[Figure contents as structured data]
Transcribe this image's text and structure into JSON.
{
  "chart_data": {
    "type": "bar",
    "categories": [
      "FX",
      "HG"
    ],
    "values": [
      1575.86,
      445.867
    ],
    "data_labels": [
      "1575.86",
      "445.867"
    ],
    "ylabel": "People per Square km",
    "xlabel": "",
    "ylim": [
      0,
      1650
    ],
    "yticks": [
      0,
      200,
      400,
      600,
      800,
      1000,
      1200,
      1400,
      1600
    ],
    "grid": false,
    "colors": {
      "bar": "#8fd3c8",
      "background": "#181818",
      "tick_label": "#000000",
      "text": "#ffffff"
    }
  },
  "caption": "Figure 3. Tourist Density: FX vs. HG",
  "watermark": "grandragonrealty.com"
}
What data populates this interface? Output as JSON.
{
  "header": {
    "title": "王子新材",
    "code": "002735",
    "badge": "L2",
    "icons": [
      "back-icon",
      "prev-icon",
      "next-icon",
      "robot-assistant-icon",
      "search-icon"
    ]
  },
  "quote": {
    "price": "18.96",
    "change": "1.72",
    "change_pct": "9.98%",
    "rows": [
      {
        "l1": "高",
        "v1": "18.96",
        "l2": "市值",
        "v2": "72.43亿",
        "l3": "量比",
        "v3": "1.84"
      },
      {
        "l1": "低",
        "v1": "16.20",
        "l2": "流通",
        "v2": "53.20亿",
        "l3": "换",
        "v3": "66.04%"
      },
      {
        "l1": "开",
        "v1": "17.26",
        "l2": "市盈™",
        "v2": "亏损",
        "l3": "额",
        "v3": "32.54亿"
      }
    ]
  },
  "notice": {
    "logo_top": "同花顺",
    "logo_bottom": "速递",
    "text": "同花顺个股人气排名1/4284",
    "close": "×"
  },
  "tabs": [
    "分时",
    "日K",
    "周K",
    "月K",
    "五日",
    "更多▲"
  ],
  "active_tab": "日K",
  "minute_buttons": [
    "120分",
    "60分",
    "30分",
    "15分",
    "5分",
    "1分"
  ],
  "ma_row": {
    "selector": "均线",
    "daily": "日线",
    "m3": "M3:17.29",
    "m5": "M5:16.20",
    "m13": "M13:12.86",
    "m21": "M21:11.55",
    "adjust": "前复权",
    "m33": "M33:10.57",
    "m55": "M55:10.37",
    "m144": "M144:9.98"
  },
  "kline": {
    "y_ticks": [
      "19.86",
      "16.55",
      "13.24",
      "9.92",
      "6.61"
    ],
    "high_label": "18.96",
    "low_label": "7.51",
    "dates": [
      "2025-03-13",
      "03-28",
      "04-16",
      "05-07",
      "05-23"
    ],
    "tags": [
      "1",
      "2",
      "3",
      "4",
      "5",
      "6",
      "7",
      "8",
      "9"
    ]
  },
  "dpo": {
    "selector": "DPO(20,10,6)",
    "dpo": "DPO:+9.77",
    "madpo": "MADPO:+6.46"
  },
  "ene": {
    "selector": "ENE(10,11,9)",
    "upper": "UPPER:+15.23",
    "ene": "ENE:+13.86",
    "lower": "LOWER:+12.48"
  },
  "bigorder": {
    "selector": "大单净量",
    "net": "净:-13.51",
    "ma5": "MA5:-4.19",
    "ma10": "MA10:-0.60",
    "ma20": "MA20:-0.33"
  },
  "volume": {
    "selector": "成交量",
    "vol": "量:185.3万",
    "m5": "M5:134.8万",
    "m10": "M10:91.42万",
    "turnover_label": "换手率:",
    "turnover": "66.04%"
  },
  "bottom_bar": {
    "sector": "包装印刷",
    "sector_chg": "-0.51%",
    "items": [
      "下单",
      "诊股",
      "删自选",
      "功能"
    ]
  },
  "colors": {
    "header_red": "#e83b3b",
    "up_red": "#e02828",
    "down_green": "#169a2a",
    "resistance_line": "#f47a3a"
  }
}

(Problem details): Quote every record above exactly.

(Response):
Transcribe this image's text and structure into JSON.
{
  "chart_data": {
    "type": "bar",
    "categories": [
      "FX",
      "HG"
    ],
    "values": [
      1575.86,
      445.867
    ],
    "data_labels": [
      "1575.86",
      "445.867"
    ],
    "ylabel": "People per Square km",
    "xlabel": "",
    "ylim": [
      0,
      1650
    ],
    "yticks": [
      0,
      200,
      400,
      600,
      800,
      1000,
      1200,
      1400,
      1600
    ],
    "grid": false,
    "colors": {
      "bar": "#8fd3c8",
      "background": "#181818",
      "tick_label": "#000000",
      "text": "#ffffff"
    }
  },
  "caption": "Figure 3. Tourist Density: FX vs. HG",
  "watermark": "grandragonrealty.com"
}
What data populates this interface? Output as JSON.
{
  "header": {
    "title": "王子新材",
    "code": "002735",
    "badge": "L2",
    "icons": [
      "back-icon",
      "prev-icon",
      "next-icon",
      "robot-assistant-icon",
      "search-icon"
    ]
  },
  "quote": {
    "price": "18.96",
    "change": "1.72",
    "change_pct": "9.98%",
    "rows": [
      {
        "l1": "高",
        "v1": "18.96",
        "l2": "市值",
        "v2": "72.43亿",
        "l3": "量比",
        "v3": "1.84"
      },
      {
        "l1": "低",
        "v1": "16.20",
        "l2": "流通",
        "v2": "53.20亿",
        "l3": "换",
        "v3": "66.04%"
      },
      {
        "l1": "开",
        "v1": "17.26",
        "l2": "市盈™",
        "v2": "亏损",
        "l3": "额",
        "v3": "32.54亿"
      }
    ]
  },
  "notice": {
    "logo_top": "同花顺",
    "logo_bottom": "速递",
    "text": "同花顺个股人气排名1/4284",
    "close": "×"
  },
  "tabs": [
    "分时",
    "日K",
    "周K",
    "月K",
    "五日",
    "更多▲"
  ],
  "active_tab": "日K",
  "minute_buttons": [
    "120分",
    "60分",
    "30分",
    "15分",
    "5分",
    "1分"
  ],
  "ma_row": {
    "selector": "均线",
    "daily": "日线",
    "m3": "M3:17.29",
    "m5": "M5:16.20",
    "m13": "M13:12.86",
    "m21": "M21:11.55",
    "adjust": "前复权",
    "m33": "M33:10.57",
    "m55": "M55:10.37",
    "m144": "M144:9.98"
  },
  "kline": {
    "y_ticks": [
      "19.86",
      "16.55",
      "13.24",
      "9.92",
      "6.61"
    ],
    "high_label": "18.96",
    "low_label": "7.51",
    "dates": [
      "2025-03-13",
      "03-28",
      "04-16",
      "05-07",
      "05-23"
    ],
    "tags": [
      "1",
      "2",
      "3",
      "4",
      "5",
      "6",
      "7",
      "8",
      "9"
    ]
  },
  "dpo": {
    "selector": "DPO(20,10,6)",
    "dpo": "DPO:+9.77",
    "madpo": "MADPO:+6.46"
  },
  "ene": {
    "selector": "ENE(10,11,9)",
    "upper": "UPPER:+15.23",
    "ene": "ENE:+13.86",
    "lower": "LOWER:+12.48"
  },
  "bigorder": {
    "selector": "大单净量",
    "net": "净:-13.51",
    "ma5": "MA5:-4.19",
    "ma10": "MA10:-0.60",
    "ma20": "MA20:-0.33"
  },
  "volume": {
    "selector": "成交量",
    "vol": "量:185.3万",
    "m5": "M5:134.8万",
    "m10": "M10:91.42万",
    "turnover_label": "换手率:",
    "turnover": "66.04%"
  },
  "bottom_bar": {
    "sector": "包装印刷",
    "sector_chg": "-0.51%",
    "items": [
      "下单",
      "诊股",
      "删自选",
      "功能"
    ]
  },
  "colors": {
    "header_red": "#e83b3b",
    "up_red": "#e02828",
    "down_green": "#169a2a",
    "resistance_line": "#f47a3a"
  }
}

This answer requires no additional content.